[Figure collection entries]

■ ■ ■ ■ ■

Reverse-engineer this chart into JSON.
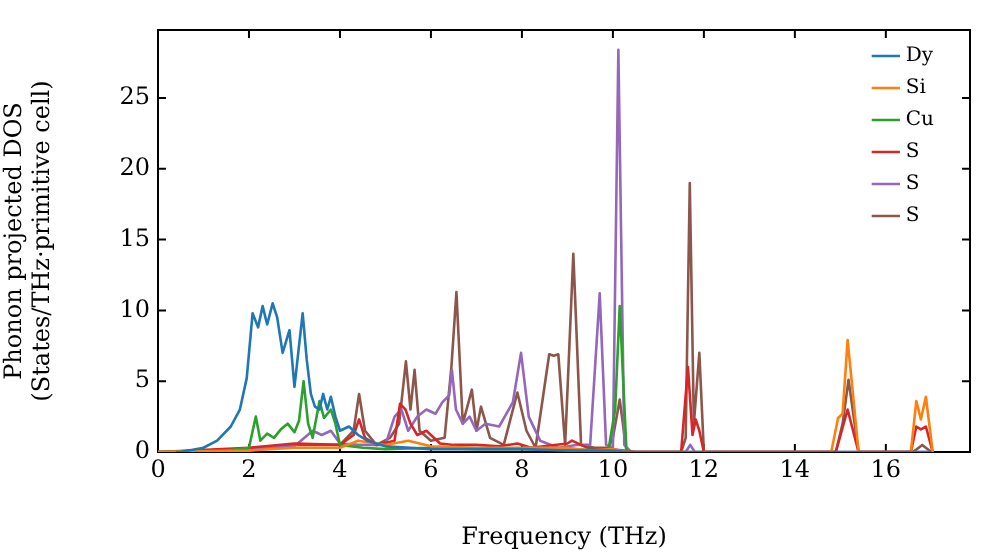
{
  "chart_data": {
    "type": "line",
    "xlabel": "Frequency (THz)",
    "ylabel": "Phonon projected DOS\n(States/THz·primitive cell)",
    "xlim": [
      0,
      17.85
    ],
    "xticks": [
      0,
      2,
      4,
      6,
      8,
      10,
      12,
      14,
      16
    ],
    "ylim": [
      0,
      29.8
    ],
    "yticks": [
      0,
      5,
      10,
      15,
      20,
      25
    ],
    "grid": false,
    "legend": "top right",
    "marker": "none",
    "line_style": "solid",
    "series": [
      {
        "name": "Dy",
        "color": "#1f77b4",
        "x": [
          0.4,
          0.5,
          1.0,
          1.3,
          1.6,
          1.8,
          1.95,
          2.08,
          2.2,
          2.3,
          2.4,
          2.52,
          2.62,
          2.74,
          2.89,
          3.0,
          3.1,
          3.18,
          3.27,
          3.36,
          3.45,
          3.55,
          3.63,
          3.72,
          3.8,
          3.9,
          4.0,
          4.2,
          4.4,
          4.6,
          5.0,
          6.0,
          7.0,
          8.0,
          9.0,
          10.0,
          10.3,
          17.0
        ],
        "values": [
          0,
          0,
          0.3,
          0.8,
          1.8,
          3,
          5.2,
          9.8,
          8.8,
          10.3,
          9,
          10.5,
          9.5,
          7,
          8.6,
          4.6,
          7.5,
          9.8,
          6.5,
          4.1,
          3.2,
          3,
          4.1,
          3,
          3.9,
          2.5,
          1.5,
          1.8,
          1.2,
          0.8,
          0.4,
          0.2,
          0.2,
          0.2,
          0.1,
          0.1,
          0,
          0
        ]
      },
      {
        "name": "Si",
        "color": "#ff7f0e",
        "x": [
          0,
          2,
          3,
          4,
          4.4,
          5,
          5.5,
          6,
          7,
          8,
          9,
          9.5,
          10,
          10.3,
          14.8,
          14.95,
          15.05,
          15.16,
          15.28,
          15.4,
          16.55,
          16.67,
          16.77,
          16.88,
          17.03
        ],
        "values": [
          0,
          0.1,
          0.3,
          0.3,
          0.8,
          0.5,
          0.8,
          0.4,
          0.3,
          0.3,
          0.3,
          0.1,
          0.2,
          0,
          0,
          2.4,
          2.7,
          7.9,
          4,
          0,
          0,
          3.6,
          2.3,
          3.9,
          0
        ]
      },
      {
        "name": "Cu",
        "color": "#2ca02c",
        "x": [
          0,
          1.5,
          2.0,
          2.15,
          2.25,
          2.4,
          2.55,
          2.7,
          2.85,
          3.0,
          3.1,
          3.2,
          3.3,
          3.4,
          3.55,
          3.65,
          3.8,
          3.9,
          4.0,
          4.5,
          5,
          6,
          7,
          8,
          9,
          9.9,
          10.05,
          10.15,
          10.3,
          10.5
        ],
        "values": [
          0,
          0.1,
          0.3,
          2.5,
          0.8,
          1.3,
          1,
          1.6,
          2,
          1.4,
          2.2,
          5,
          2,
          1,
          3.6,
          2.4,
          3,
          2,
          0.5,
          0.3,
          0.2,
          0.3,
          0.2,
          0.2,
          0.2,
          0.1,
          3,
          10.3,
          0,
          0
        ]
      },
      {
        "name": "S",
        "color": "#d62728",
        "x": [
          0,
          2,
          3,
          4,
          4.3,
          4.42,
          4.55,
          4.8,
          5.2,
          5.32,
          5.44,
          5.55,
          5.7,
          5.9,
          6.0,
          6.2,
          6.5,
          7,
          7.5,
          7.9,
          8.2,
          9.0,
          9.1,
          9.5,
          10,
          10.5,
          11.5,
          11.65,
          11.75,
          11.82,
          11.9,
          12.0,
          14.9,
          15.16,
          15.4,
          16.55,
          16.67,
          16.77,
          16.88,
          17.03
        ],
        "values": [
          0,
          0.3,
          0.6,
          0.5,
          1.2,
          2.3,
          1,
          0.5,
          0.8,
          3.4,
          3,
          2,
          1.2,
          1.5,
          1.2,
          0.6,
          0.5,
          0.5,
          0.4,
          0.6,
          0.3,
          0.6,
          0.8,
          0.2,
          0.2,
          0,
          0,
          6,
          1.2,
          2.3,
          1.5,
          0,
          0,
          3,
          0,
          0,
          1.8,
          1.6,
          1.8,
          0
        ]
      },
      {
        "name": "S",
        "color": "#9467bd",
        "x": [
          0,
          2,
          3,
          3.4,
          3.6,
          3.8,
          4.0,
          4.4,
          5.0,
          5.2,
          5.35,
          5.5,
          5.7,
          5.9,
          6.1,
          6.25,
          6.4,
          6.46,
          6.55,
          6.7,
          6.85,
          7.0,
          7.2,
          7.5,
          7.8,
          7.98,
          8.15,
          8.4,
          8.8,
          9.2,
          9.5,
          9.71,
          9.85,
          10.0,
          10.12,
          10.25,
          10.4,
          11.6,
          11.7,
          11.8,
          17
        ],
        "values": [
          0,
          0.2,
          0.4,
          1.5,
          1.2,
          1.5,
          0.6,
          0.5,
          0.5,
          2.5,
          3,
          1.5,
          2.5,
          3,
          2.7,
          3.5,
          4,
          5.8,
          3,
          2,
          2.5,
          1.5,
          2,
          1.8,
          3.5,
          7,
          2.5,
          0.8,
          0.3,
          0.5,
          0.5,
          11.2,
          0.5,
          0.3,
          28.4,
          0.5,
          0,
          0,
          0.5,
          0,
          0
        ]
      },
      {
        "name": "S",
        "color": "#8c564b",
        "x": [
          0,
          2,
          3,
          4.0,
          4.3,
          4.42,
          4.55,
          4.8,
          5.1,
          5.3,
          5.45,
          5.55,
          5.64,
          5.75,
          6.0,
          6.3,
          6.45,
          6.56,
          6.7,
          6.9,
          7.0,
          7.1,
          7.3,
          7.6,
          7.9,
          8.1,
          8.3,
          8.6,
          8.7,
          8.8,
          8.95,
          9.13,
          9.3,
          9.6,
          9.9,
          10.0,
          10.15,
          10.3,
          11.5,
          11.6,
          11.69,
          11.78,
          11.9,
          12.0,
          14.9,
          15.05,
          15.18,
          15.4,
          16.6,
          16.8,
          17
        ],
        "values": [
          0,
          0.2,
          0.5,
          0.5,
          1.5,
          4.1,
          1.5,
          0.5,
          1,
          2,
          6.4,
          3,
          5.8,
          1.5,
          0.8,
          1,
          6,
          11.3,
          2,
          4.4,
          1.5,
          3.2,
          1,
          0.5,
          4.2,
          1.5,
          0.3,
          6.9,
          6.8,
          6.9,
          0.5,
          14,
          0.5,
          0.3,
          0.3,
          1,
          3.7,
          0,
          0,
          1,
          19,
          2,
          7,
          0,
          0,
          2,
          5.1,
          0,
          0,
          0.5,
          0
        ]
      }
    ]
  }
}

■ ■ ■ ■ ■

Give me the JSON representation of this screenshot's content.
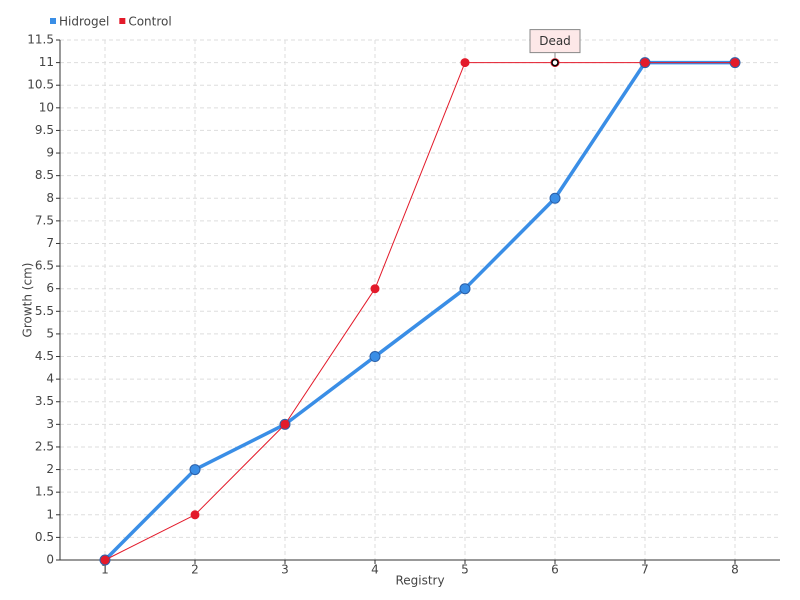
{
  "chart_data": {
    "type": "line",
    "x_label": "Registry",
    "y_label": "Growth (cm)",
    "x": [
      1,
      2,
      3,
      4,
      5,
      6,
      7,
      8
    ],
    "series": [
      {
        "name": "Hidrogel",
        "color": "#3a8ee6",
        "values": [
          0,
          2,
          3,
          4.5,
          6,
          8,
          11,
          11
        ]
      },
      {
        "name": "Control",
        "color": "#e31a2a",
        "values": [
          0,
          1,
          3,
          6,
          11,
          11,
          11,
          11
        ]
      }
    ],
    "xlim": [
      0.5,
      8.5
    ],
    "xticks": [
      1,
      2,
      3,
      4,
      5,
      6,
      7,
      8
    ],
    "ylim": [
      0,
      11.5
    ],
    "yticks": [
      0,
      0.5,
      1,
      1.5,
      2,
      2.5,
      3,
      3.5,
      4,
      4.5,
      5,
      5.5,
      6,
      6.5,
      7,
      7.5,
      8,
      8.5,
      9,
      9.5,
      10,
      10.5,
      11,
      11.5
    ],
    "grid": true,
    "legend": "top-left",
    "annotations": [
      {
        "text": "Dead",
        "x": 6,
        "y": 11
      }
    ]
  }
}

■ ■ ■ ■ ■

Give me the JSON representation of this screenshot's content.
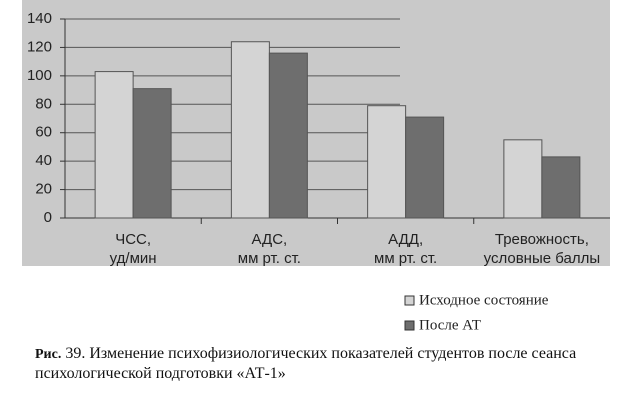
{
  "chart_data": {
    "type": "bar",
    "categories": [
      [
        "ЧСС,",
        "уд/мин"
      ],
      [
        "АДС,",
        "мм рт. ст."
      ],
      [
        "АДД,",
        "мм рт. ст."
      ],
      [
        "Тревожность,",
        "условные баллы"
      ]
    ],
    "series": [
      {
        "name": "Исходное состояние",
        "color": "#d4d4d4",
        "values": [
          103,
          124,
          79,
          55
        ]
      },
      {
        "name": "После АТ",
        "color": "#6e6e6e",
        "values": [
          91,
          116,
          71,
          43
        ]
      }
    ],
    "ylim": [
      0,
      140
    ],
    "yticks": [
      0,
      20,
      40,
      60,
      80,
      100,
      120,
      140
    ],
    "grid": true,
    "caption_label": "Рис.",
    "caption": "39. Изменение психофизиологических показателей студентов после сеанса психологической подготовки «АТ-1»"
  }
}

■ ■ ■ ■ ■

■ Short exercise:
Count the lines in the records above that hold the word "name", and give only that number.

■ Answer to this exercise:
10